Stored data:

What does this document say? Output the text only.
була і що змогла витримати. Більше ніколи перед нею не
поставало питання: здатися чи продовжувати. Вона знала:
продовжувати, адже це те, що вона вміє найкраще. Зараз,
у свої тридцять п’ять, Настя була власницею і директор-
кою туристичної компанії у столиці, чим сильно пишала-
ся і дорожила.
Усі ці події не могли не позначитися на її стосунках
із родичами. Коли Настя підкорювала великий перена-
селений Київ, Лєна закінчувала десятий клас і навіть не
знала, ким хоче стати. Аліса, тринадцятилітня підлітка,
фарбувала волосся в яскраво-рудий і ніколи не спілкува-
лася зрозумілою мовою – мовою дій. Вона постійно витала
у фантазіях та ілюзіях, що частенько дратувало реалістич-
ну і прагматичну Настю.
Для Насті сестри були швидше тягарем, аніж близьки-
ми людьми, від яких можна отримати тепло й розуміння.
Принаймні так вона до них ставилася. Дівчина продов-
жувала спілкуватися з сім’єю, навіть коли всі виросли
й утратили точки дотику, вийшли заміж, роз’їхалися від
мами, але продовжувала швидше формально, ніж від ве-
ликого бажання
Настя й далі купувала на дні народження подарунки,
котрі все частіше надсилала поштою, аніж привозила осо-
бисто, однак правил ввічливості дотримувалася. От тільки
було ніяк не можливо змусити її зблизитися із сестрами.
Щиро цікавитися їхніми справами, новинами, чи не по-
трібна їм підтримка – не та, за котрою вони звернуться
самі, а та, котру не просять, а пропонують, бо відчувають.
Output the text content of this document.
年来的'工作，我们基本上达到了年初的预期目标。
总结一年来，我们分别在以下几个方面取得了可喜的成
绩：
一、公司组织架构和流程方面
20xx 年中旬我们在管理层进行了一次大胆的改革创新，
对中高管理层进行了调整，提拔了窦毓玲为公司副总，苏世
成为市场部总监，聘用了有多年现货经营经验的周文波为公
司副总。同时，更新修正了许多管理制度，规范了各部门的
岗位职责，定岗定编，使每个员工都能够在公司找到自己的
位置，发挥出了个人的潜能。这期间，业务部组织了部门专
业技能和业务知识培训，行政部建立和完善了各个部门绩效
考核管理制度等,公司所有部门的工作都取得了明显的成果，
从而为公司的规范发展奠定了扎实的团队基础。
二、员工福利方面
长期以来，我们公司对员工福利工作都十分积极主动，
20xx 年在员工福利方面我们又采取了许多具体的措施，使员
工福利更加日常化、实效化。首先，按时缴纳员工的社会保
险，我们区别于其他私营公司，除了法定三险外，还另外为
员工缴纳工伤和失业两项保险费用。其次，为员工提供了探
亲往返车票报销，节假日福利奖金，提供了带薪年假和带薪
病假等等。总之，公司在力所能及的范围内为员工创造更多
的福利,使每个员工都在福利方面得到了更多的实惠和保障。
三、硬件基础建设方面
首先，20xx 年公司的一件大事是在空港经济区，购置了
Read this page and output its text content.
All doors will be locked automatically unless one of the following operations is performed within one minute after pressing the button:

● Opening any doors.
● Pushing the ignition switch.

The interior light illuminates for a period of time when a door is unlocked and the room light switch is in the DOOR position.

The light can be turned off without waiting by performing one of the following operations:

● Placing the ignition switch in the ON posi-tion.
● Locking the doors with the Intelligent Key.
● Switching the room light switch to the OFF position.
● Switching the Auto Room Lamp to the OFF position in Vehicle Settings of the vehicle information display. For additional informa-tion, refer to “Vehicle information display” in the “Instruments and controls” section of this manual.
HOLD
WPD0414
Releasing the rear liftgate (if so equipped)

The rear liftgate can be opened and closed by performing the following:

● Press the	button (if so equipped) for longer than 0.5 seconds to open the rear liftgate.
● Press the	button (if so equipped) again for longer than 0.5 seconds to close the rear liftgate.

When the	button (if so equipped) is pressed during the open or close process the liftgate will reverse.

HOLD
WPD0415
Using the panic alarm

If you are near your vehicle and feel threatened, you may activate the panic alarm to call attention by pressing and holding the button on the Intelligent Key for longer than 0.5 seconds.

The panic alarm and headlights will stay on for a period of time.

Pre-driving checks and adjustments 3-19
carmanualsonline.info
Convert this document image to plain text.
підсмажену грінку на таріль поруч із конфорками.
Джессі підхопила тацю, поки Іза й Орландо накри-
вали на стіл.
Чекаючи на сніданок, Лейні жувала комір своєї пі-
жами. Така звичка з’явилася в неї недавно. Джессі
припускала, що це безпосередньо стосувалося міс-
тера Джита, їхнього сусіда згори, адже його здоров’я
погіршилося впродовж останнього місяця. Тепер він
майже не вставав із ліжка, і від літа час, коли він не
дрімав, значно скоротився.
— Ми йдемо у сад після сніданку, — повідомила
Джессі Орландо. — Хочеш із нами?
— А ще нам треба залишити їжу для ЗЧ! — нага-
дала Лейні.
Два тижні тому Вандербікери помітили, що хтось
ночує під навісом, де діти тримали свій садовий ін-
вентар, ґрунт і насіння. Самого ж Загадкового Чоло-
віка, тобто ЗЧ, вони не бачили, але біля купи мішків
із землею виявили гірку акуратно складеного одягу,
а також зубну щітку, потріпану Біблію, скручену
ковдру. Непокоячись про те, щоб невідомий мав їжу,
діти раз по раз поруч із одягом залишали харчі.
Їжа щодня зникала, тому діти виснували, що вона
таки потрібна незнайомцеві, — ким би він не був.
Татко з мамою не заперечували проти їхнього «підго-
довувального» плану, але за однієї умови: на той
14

Given exercise: Check each line above for the string "doors", then copy the ones that have it.

Finished answer:
All doors will be locked automatically unless one of the following operations is performed within one minute after pressing the button:
● Opening any doors.
● Locking the doors with the Intelligent Key.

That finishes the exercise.